Could you repeat the records below exactly, leaving out any pictures?
________
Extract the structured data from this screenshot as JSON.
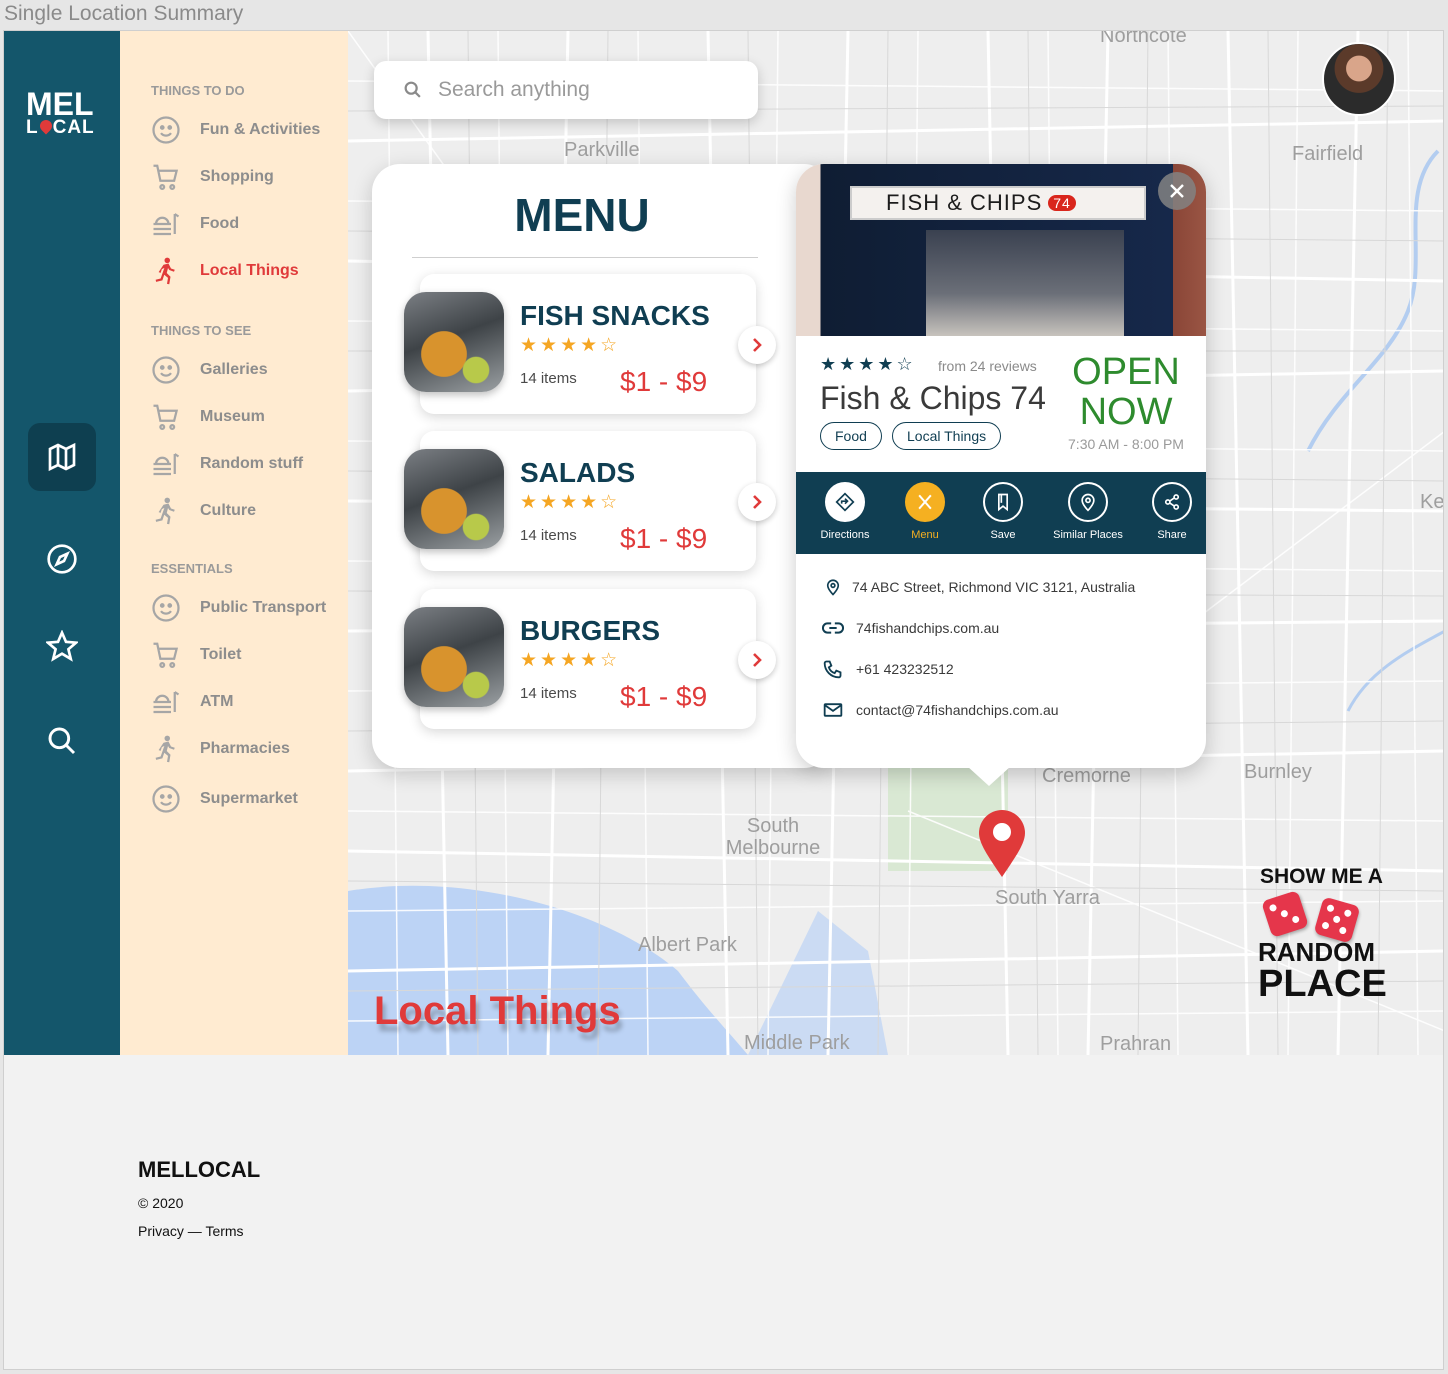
{
  "frame_title": "Single Location Summary",
  "logo": {
    "line1": "MEL",
    "line2_a": "L",
    "line2_b": "CAL"
  },
  "rail": {
    "items": [
      "map-icon",
      "compass-icon",
      "star-icon",
      "search-icon"
    ],
    "active": "map-icon"
  },
  "sidebar": {
    "sections": [
      {
        "heading": "THINGS TO DO",
        "items": [
          {
            "label": "Fun & Activities",
            "icon": "smiley-icon"
          },
          {
            "label": "Shopping",
            "icon": "cart-icon"
          },
          {
            "label": "Food",
            "icon": "food-icon"
          },
          {
            "label": "Local Things",
            "icon": "runner-icon",
            "active": true
          }
        ]
      },
      {
        "heading": "THINGS TO SEE",
        "items": [
          {
            "label": "Galleries",
            "icon": "smiley-icon"
          },
          {
            "label": "Museum",
            "icon": "cart-icon"
          },
          {
            "label": "Random stuff",
            "icon": "food-icon"
          },
          {
            "label": "Culture",
            "icon": "runner-icon"
          }
        ]
      },
      {
        "heading": "ESSENTIALS",
        "items": [
          {
            "label": "Public Transport",
            "icon": "smiley-icon"
          },
          {
            "label": "Toilet",
            "icon": "cart-icon"
          },
          {
            "label": "ATM",
            "icon": "food-icon"
          },
          {
            "label": "Pharmacies",
            "icon": "runner-icon"
          },
          {
            "label": "Supermarket",
            "icon": "smiley-icon"
          }
        ]
      }
    ]
  },
  "search": {
    "placeholder": "Search anything"
  },
  "map_labels": [
    "Northcote",
    "Parkville",
    "Fairfield",
    "Cremorne",
    "Burnley",
    "South Melbourne",
    "South Yarra",
    "Albert Park",
    "Middle Park",
    "Prahran",
    "Kew"
  ],
  "menu": {
    "title": "MENU",
    "items": [
      {
        "name": "FISH SNACKS",
        "rating": 4,
        "count": "14 items",
        "price": "$1 - $9"
      },
      {
        "name": "SALADS",
        "rating": 4,
        "count": "14 items",
        "price": "$1 - $9"
      },
      {
        "name": "BURGERS",
        "rating": 4,
        "count": "14 items",
        "price": "$1 - $9"
      }
    ]
  },
  "place": {
    "sign": "FISH & CHIPS",
    "sign_number": "74",
    "rating": 4,
    "reviews": "from 24 reviews",
    "name": "Fish & Chips 74",
    "status": "OPEN NOW",
    "hours": "7:30 AM - 8:00 PM",
    "tags": [
      "Food",
      "Local Things"
    ],
    "actions": [
      {
        "label": "Directions",
        "icon": "directions-icon"
      },
      {
        "label": "Menu",
        "icon": "cutlery-icon",
        "active": true
      },
      {
        "label": "Save",
        "icon": "bookmark-icon"
      },
      {
        "label": "Similar Places",
        "icon": "pin-icon"
      },
      {
        "label": "Share",
        "icon": "share-icon"
      }
    ],
    "address": "74 ABC Street, Richmond VIC  3121, Australia",
    "website": "74fishandchips.com.au",
    "phone": "+61 423232512",
    "email": "contact@74fishandchips.com.au"
  },
  "category_title": "Local Things",
  "random": {
    "line1": "SHOW ME A",
    "line2": "RANDOM",
    "line3": "PLACE"
  },
  "colors": {
    "primary": "#14566b",
    "dark": "#103e52",
    "accent_red": "#e03a3a",
    "accent_yellow": "#f5b021",
    "sidebar_bg": "#ffebd1",
    "open_green": "#2e8b2e"
  },
  "footer": {
    "brand": "MELLOCAL",
    "copyright": "© 2020",
    "privacy": "Privacy",
    "sep": " — ",
    "terms": "Terms"
  }
}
________
* **Written solution**
Extract the structured data from this screenshot as JSON.
{
  "frame_title": "Single Location Summary",
  "logo": {
    "line1": "MEL",
    "line2_a": "L",
    "line2_b": "CAL"
  },
  "rail": {
    "items": [
      "map-icon",
      "compass-icon",
      "star-icon",
      "search-icon"
    ],
    "active": "map-icon"
  },
  "sidebar": {
    "sections": [
      {
        "heading": "THINGS TO DO",
        "items": [
          {
            "label": "Fun & Activities",
            "icon": "smiley-icon"
          },
          {
            "label": "Shopping",
            "icon": "cart-icon"
          },
          {
            "label": "Food",
            "icon": "food-icon"
          },
          {
            "label": "Local Things",
            "icon": "runner-icon",
            "active": true
          }
        ]
      },
      {
        "heading": "THINGS TO SEE",
        "items": [
          {
            "label": "Galleries",
            "icon": "smiley-icon"
          },
          {
            "label": "Museum",
            "icon": "cart-icon"
          },
          {
            "label": "Random stuff",
            "icon": "food-icon"
          },
          {
            "label": "Culture",
            "icon": "runner-icon"
          }
        ]
      },
      {
        "heading": "ESSENTIALS",
        "items": [
          {
            "label": "Public Transport",
            "icon": "smiley-icon"
          },
          {
            "label": "Toilet",
            "icon": "cart-icon"
          },
          {
            "label": "ATM",
            "icon": "food-icon"
          },
          {
            "label": "Pharmacies",
            "icon": "runner-icon"
          },
          {
            "label": "Supermarket",
            "icon": "smiley-icon"
          }
        ]
      }
    ]
  },
  "search": {
    "placeholder": "Search anything"
  },
  "map_labels": [
    "Northcote",
    "Parkville",
    "Fairfield",
    "Cremorne",
    "Burnley",
    "South Melbourne",
    "South Yarra",
    "Albert Park",
    "Middle Park",
    "Prahran",
    "Kew"
  ],
  "menu": {
    "title": "MENU",
    "items": [
      {
        "name": "FISH SNACKS",
        "rating": 4,
        "count": "14 items",
        "price": "$1 - $9"
      },
      {
        "name": "SALADS",
        "rating": 4,
        "count": "14 items",
        "price": "$1 - $9"
      },
      {
        "name": "BURGERS",
        "rating": 4,
        "count": "14 items",
        "price": "$1 - $9"
      }
    ]
  },
  "place": {
    "sign": "FISH & CHIPS",
    "sign_number": "74",
    "rating": 4,
    "reviews": "from 24 reviews",
    "name": "Fish & Chips 74",
    "status": "OPEN NOW",
    "hours": "7:30 AM - 8:00 PM",
    "tags": [
      "Food",
      "Local Things"
    ],
    "actions": [
      {
        "label": "Directions",
        "icon": "directions-icon"
      },
      {
        "label": "Menu",
        "icon": "cutlery-icon",
        "active": true
      },
      {
        "label": "Save",
        "icon": "bookmark-icon"
      },
      {
        "label": "Similar Places",
        "icon": "pin-icon"
      },
      {
        "label": "Share",
        "icon": "share-icon"
      }
    ],
    "address": "74 ABC Street, Richmond VIC  3121, Australia",
    "website": "74fishandchips.com.au",
    "phone": "+61 423232512",
    "email": "contact@74fishandchips.com.au"
  },
  "category_title": "Local Things",
  "random": {
    "line1": "SHOW ME A",
    "line2": "RANDOM",
    "line3": "PLACE"
  },
  "colors": {
    "primary": "#14566b",
    "dark": "#103e52",
    "accent_red": "#e03a3a",
    "accent_yellow": "#f5b021",
    "sidebar_bg": "#ffebd1",
    "open_green": "#2e8b2e"
  },
  "footer": {
    "brand": "MELLOCAL",
    "copyright": "© 2020",
    "privacy": "Privacy",
    "sep": " — ",
    "terms": "Terms"
  }
}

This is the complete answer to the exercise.